» Given records
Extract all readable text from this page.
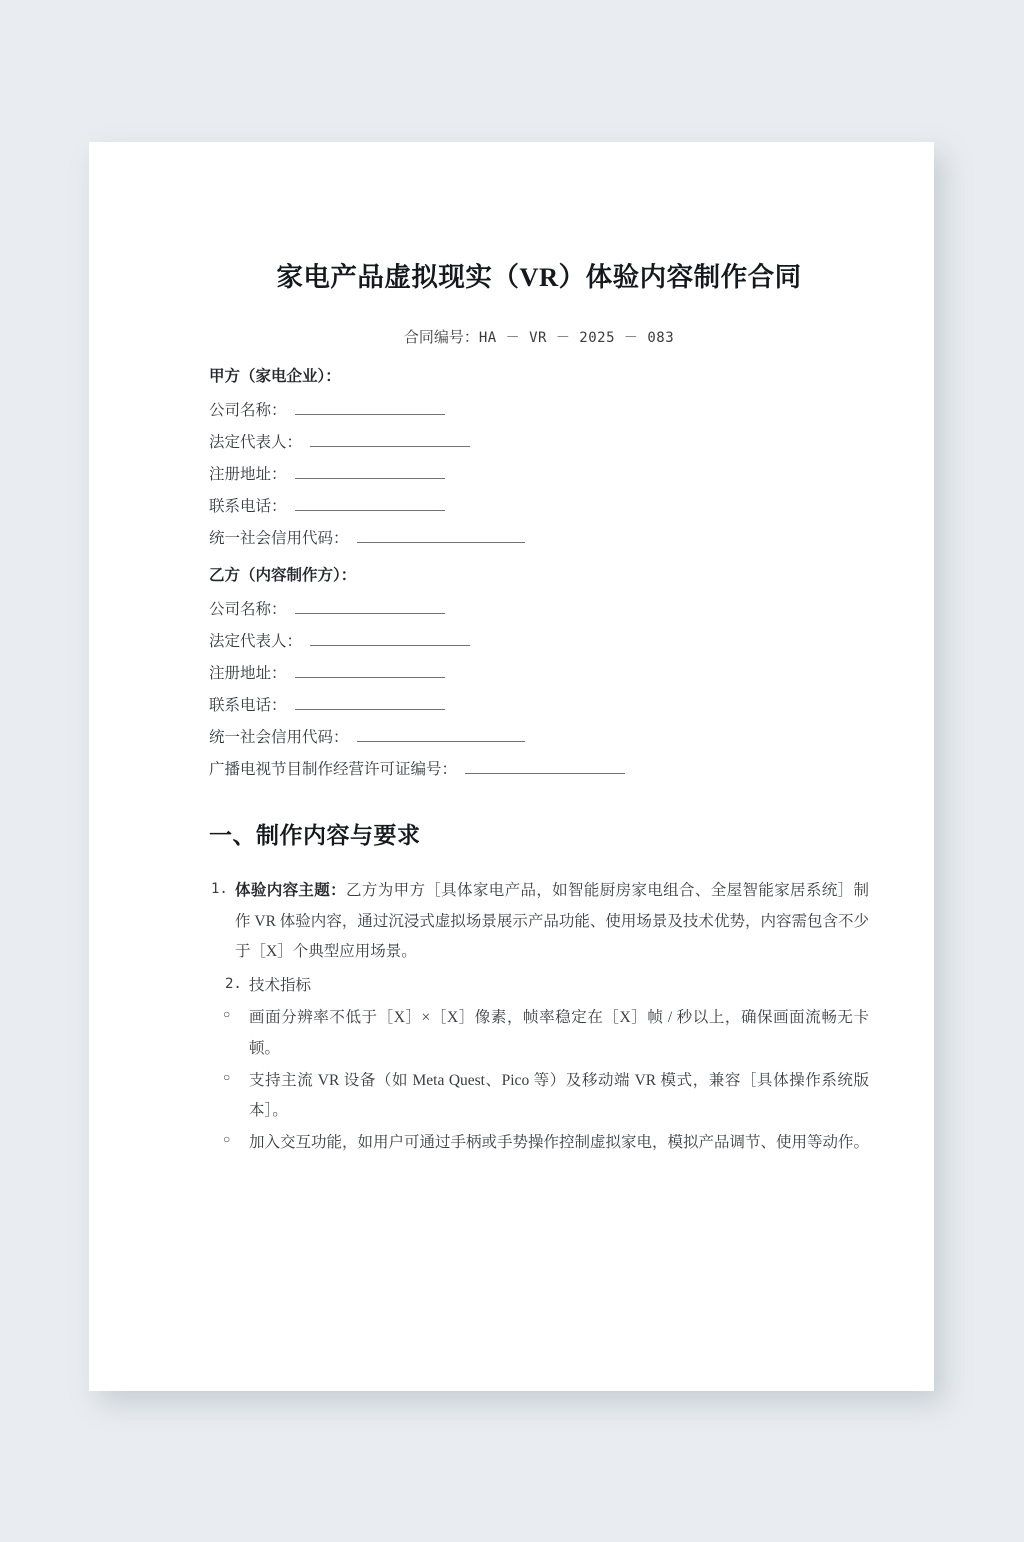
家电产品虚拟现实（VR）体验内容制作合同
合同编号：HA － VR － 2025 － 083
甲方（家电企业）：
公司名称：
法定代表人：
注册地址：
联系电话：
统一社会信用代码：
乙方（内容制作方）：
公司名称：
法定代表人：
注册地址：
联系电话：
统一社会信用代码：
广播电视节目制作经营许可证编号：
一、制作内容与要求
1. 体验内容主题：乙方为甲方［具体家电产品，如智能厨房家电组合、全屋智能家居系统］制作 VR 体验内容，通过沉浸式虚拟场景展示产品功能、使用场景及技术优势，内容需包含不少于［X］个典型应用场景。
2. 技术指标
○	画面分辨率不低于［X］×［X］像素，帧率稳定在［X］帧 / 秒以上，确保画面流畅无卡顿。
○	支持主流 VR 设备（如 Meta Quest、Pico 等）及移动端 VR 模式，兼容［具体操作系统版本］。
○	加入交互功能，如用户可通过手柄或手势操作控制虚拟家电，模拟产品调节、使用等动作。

» Brief
Keep every word of the data as it is when you write it out, but drop the pictures.

» Final result
Extract all readable text from this page.
家电产品虚拟现实（VR）体验内容制作合同
合同编号：HA － VR － 2025 － 083
甲方（家电企业）：
公司名称：
法定代表人：
注册地址：
联系电话：
统一社会信用代码：
乙方（内容制作方）：
公司名称：
法定代表人：
注册地址：
联系电话：
统一社会信用代码：
广播电视节目制作经营许可证编号：
一、制作内容与要求
1. 体验内容主题：乙方为甲方［具体家电产品，如智能厨房家电组合、全屋智能家居系统］制作 VR 体验内容，通过沉浸式虚拟场景展示产品功能、使用场景及技术优势，内容需包含不少于［X］个典型应用场景。
2. 技术指标
○	画面分辨率不低于［X］×［X］像素，帧率稳定在［X］帧 / 秒以上，确保画面流畅无卡顿。
○	支持主流 VR 设备（如 Meta Quest、Pico 等）及移动端 VR 模式，兼容［具体操作系统版本］。
○	加入交互功能，如用户可通过手柄或手势操作控制虚拟家电，模拟产品调节、使用等动作。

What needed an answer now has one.